(Dataset items)

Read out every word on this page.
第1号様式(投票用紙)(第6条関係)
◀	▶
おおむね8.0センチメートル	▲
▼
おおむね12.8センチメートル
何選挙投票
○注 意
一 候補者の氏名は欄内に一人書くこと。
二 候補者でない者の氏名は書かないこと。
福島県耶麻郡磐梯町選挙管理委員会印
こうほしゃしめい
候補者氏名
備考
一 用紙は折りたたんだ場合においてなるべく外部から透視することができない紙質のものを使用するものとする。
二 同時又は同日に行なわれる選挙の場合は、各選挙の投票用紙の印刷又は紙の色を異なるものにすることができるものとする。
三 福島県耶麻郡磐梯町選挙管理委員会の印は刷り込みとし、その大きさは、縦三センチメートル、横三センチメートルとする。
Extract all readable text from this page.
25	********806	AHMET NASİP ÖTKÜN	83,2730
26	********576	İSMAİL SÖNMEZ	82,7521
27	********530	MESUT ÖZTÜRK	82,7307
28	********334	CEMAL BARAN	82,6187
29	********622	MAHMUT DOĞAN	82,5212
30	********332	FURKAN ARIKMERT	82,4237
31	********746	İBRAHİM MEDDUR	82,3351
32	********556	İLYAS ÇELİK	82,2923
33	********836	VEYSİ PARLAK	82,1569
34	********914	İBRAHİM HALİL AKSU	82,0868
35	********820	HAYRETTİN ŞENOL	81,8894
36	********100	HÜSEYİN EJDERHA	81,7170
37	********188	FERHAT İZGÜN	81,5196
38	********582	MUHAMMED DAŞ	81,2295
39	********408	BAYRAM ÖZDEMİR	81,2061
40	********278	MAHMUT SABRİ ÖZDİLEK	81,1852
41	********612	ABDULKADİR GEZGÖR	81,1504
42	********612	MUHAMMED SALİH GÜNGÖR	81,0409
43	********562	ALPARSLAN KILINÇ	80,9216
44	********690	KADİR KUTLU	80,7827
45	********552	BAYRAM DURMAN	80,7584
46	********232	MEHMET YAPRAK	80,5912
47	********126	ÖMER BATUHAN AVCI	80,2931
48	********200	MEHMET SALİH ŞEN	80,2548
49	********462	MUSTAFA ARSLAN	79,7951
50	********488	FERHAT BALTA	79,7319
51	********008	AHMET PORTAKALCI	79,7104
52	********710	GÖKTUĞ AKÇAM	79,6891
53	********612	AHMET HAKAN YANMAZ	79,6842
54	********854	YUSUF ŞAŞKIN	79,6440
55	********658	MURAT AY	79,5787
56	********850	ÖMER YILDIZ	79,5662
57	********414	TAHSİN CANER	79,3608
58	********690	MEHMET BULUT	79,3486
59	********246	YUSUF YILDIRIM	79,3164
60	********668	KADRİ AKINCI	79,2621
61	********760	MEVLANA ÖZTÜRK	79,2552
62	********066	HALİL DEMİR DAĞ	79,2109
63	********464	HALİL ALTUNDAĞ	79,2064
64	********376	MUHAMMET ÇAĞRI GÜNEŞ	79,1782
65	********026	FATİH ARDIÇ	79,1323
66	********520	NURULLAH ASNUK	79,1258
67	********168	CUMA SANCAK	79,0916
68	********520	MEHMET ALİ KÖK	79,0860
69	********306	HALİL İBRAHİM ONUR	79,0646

**YOUR GOAL:** Go through the material above line by line and copy it exactly.

**TASK RESULT:**
Read out every word on this page.
第1号様式(投票用紙)(第6条関係)
◀	▶
おおむね8.0センチメートル	▲
▼
おおむね12.8センチメートル
何選挙投票
○注 意
一 候補者の氏名は欄内に一人書くこと。
二 候補者でない者の氏名は書かないこと。
福島県耶麻郡磐梯町選挙管理委員会印
こうほしゃしめい
候補者氏名
備考
一 用紙は折りたたんだ場合においてなるべく外部から透視することができない紙質のものを使用するものとする。
二 同時又は同日に行なわれる選挙の場合は、各選挙の投票用紙の印刷又は紙の色を異なるものにすることができるものとする。
三 福島県耶麻郡磐梯町選挙管理委員会の印は刷り込みとし、その大きさは、縦三センチメートル、横三センチメートルとする。
Extract all readable text from this page.
25	********806	AHMET NASİP ÖTKÜN	83,2730
26	********576	İSMAİL SÖNMEZ	82,7521
27	********530	MESUT ÖZTÜRK	82,7307
28	********334	CEMAL BARAN	82,6187
29	********622	MAHMUT DOĞAN	82,5212
30	********332	FURKAN ARIKMERT	82,4237
31	********746	İBRAHİM MEDDUR	82,3351
32	********556	İLYAS ÇELİK	82,2923
33	********836	VEYSİ PARLAK	82,1569
34	********914	İBRAHİM HALİL AKSU	82,0868
35	********820	HAYRETTİN ŞENOL	81,8894
36	********100	HÜSEYİN EJDERHA	81,7170
37	********188	FERHAT İZGÜN	81,5196
38	********582	MUHAMMED DAŞ	81,2295
39	********408	BAYRAM ÖZDEMİR	81,2061
40	********278	MAHMUT SABRİ ÖZDİLEK	81,1852
41	********612	ABDULKADİR GEZGÖR	81,1504
42	********612	MUHAMMED SALİH GÜNGÖR	81,0409
43	********562	ALPARSLAN KILINÇ	80,9216
44	********690	KADİR KUTLU	80,7827
45	********552	BAYRAM DURMAN	80,7584
46	********232	MEHMET YAPRAK	80,5912
47	********126	ÖMER BATUHAN AVCI	80,2931
48	********200	MEHMET SALİH ŞEN	80,2548
49	********462	MUSTAFA ARSLAN	79,7951
50	********488	FERHAT BALTA	79,7319
51	********008	AHMET PORTAKALCI	79,7104
52	********710	GÖKTUĞ AKÇAM	79,6891
53	********612	AHMET HAKAN YANMAZ	79,6842
54	********854	YUSUF ŞAŞKIN	79,6440
55	********658	MURAT AY	79,5787
56	********850	ÖMER YILDIZ	79,5662
57	********414	TAHSİN CANER	79,3608
58	********690	MEHMET BULUT	79,3486
59	********246	YUSUF YILDIRIM	79,3164
60	********668	KADRİ AKINCI	79,2621
61	********760	MEVLANA ÖZTÜRK	79,2552
62	********066	HALİL DEMİR DAĞ	79,2109
63	********464	HALİL ALTUNDAĞ	79,2064
64	********376	MUHAMMET ÇAĞRI GÜNEŞ	79,1782
65	********026	FATİH ARDIÇ	79,1323
66	********520	NURULLAH ASNUK	79,1258
67	********168	CUMA SANCAK	79,0916
68	********520	MEHMET ALİ KÖK	79,0860
69	********306	HALİL İBRAHİM ONUR	79,0646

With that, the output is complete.